__Short problem a__
Transcribe the listing below from its beginning through the line containing "The internal teeth portions 25A is", with both ends included, and leave the pictures out.

## BEGIN Extract

Even if climate negotiations in Paris are successful, the planet is locked into long-term warming and an uncertain future. The Arctic is warming twice as fast as the rest of the world.
But what was the Arctic like before — when maritime explorers and whale hunters first ventured into its icy seas? If scientists could know more about Arctic climate of the past, they could better understand today’s changes, and use that knowledge to improve projections for the future.
Old Weather is a citizen-science project led by a University of Washington scientist and former mariner that is mining historic ships logs to get a unique peek at Arctic climate over the past two centuries.
An update launched Dec. 3 expands the project to also include hundreds of whaling ships, whose logbooks were preserved and scanned into digital form from New England museums and libraries.
Until now, Old Weather has mined logbooks from historic federal ships’ logs, scanned in recent years at the National Archives in Washington, D.C. The whaling ships will add a new source of data for conditions in Arctic Ocean waters.

## END Extract

__Short problem b__
Restate word for word the part of the Old Weather article above that opens with the words containing "But what was" and closes with "museums and libraries.".

## BEGIN Data records

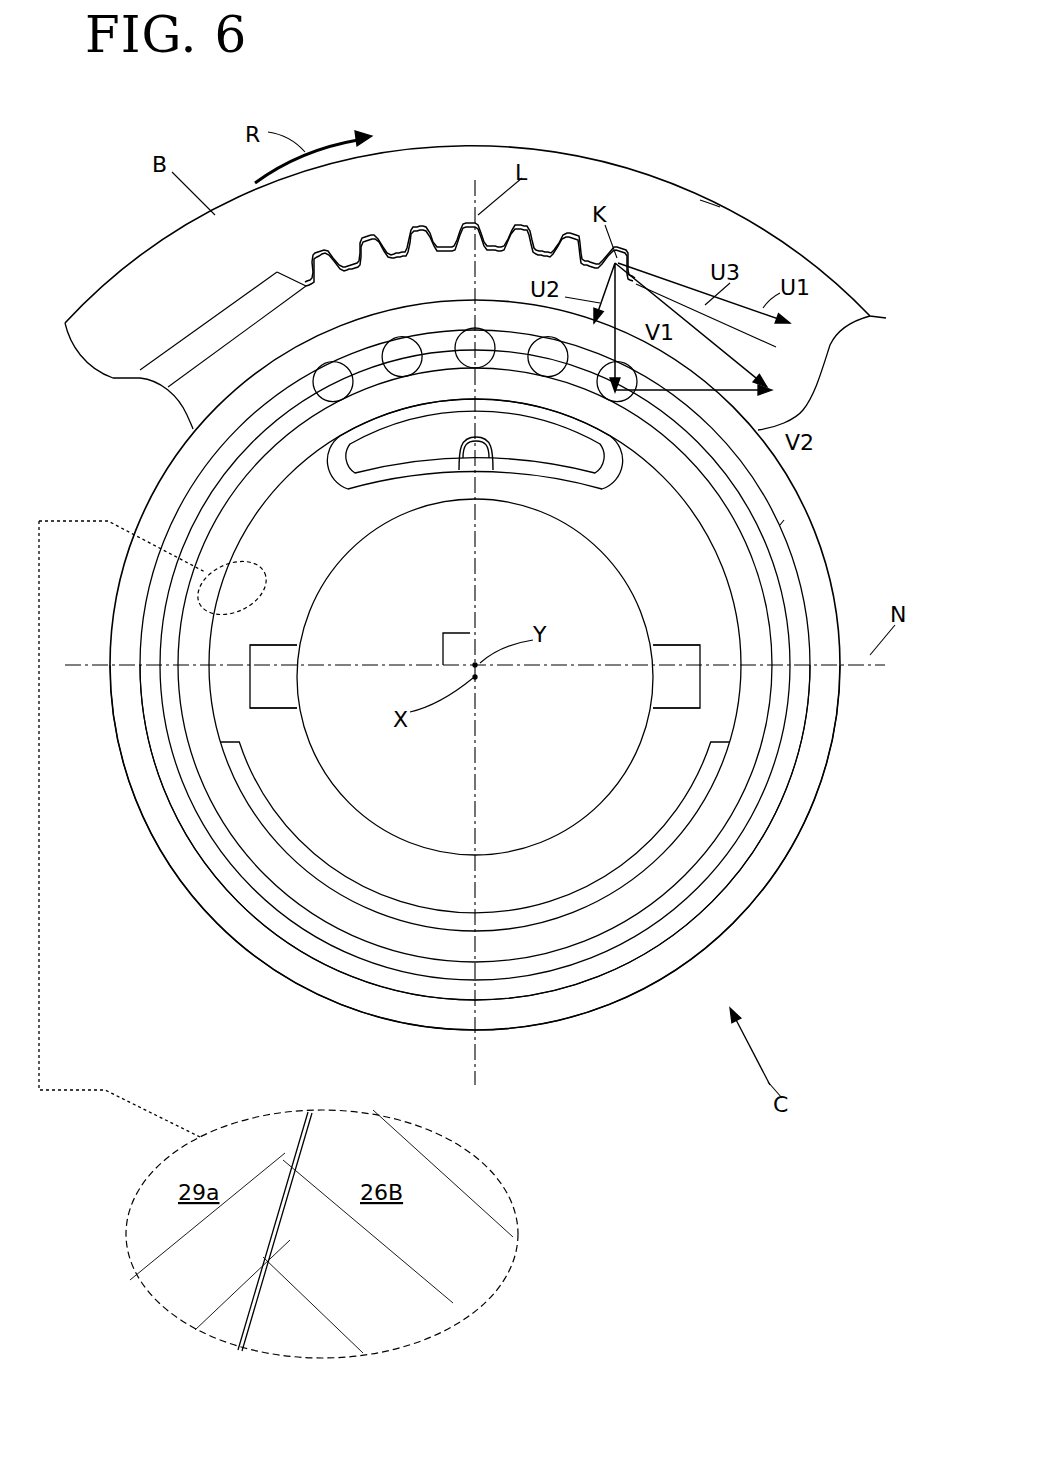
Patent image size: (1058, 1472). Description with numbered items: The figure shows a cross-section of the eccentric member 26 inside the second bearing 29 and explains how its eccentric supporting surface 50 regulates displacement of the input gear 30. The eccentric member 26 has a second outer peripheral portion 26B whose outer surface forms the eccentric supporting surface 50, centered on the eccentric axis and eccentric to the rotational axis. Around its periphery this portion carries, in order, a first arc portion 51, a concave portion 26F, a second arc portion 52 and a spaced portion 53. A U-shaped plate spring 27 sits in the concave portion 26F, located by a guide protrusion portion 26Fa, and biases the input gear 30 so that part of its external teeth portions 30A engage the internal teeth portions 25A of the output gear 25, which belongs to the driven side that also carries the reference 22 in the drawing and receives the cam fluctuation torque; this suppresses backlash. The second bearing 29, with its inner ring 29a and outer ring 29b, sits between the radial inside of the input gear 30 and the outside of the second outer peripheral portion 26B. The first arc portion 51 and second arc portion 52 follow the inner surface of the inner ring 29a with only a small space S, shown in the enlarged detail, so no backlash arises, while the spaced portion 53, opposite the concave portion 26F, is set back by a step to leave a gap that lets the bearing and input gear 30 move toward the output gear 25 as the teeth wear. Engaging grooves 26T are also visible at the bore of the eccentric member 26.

The output gear 25 is at (703, 205).
The pulley 22 is at (710, 203).
The internal teeth portions 25A is at (330, 256).
The input gear 30 is at (265, 333).
The external teeth portions 30A is at (408, 246).
The plate spring 27 is at (413, 370).
The eccentric supporting surface 50 is at (210, 450).
The first arc portion 51 is at (207, 620).
The second arc portion 52 is at (795, 702).
The spaced portion 53 is at (520, 913).
The second bearing 29 is at (232, 1003).
The inner ring 29a is at (340, 1003).
The outer ring 29b is at (335, 985).
The second outer peripheral portion 26B is at (790, 515).
The eccentric member 26 is at (782, 522).
The engagement groove 26T is at (268, 707).
The concave portion 26F is at (540, 490).
The guide protrusion portion 26Fa is at (450, 462).
The small space S is at (277, 1223).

## END Data records

__Correct output a__
Patent image size: (1058, 1472). Description with numbered items: The figure shows a cross-section of the eccentric member 26 inside the second bearing 29 and explains how its eccentric supporting surface 50 regulates displacement of the input gear 30. The eccentric member 26 has a second outer peripheral portion 26B whose outer surface forms the eccentric supporting surface 50, centered on the eccentric axis and eccentric to the rotational axis. Around its periphery this portion carries, in order, a first arc portion 51, a concave portion 26F, a second arc portion 52 and a spaced portion 53. A U-shaped plate spring 27 sits in the concave portion 26F, located by a guide protrusion portion 26Fa, and biases the input gear 30 so that part of its external teeth portions 30A engage the internal teeth portions 25A of the output gear 25, which belongs to the driven side that also carries the reference 22 in the drawing and receives the cam fluctuation torque; this suppresses backlash. The second bearing 29, with its inner ring 29a and outer ring 29b, sits between the radial inside of the input gear 30 and the outside of the second outer peripheral portion 26B. The first arc portion 51 and second arc portion 52 follow the inner surface of the inner ring 29a with only a small space S, shown in the enlarged detail, so no backlash arises, while the spaced portion 53, opposite the concave portion 26F, is set back by a step to leave a gap that lets the bearing and input gear 30 move toward the output gear 25 as the teeth wear. Engaging grooves 26T are also visible at the bore of the eccentric member 26.

The output gear 25 is at (703, 205).
The pulley 22 is at (710, 203).
The internal teeth portions 25A is at (330, 256).

__Correct output b__
But what was the Arctic like before — when maritime explorers and whale hunters first ventured into its icy seas? If scientists could know more about Arctic climate of the past, they could better understand today’s changes, and use that knowledge to improve projections for the future.
Old Weather is a citizen-science project led by a University of Washington scientist and former mariner that is mining historic ships logs to get a unique peek at Arctic climate over the past two centuries.
An update launched Dec. 3 expands the project to also include hundreds of whaling ships, whose logbooks were preserved and scanned into digital form from New England museums and libraries.